>> Begin Provided entries

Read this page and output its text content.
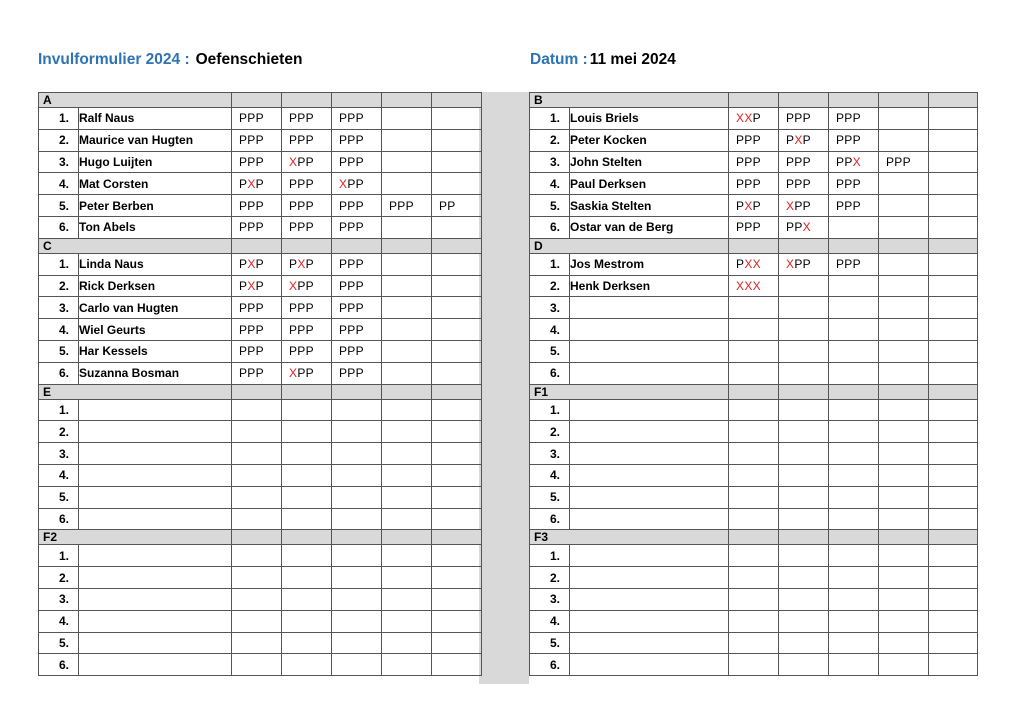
Invulformulier 2024 : Oefenschieten	Datum : 11 mei 2024
A						
1.	Ralf Naus	PPP	PPP	PPP		
2.	Maurice van Hugten	PPP	PPP	PPP		
3.	Hugo Luijten	PPP	XPP	PPP		
4.	Mat Corsten	PXP	PPP	XPP		
5.	Peter Berben	PPP	PPP	PPP	PPP	PP
6.	Ton Abels	PPP	PPP	PPP		
C						
1.	Linda Naus	PXP	PXP	PPP		
2.	Rick Derksen	PXP	XPP	PPP		
3.	Carlo van Hugten	PPP	PPP	PPP		
4.	Wiel Geurts	PPP	PPP	PPP		
5.	Har Kessels	PPP	PPP	PPP		
6.	Suzanna Bosman	PPP	XPP	PPP		
E						
1.						
2.						
3.						
4.						
5.						
6.						
F2						
1.						
2.						
3.						
4.						
5.						
6.						
B						
1.	Louis Briels	XXP	PPP	PPP		
2.	Peter Kocken	PPP	PXP	PPP		
3.	John Stelten	PPP	PPP	PPX	PPP	
4.	Paul Derksen	PPP	PPP	PPP		
5.	Saskia Stelten	PXP	XPP	PPP		
6.	Ostar van de Berg	PPP	PPX			
D						
1.	Jos Mestrom	PXX	XPP	PPP		
2.	Henk Derksen	XXX				
3.						
4.						
5.						
6.						
F1						
1.						
2.						
3.						
4.						
5.						
6.						
F3						
1.						
2.						
3.						
4.						
5.						
6.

>> End Provided entries

Written task
Say, as a single number and nothing more, how many lines of the entries contain the word "Hugten".

Output for this exercise
2